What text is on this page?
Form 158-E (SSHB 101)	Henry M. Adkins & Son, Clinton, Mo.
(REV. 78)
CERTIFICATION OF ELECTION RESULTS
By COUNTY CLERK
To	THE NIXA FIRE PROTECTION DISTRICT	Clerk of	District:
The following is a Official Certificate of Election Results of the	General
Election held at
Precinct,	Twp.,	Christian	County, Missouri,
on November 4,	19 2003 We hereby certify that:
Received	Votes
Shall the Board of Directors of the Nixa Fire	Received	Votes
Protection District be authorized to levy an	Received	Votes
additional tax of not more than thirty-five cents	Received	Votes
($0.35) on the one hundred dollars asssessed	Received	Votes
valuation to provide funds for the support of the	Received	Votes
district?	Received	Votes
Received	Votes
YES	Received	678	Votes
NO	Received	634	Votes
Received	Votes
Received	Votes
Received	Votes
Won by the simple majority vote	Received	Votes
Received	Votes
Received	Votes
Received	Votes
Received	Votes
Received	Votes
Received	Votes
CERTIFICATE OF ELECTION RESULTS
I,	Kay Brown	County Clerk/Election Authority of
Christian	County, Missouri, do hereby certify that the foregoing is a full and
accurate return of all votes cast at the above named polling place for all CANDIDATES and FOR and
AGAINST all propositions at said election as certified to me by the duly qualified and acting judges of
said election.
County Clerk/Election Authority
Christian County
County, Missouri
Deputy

◇ ◇ ◇ ◇ ◇

### Exercise instructions
Extract each line holding the word "that" from the records.

### Solved exercise
on November 4,	19 2003 We hereby certify that:
Christian	County, Missouri, do hereby certify that the foregoing is a full and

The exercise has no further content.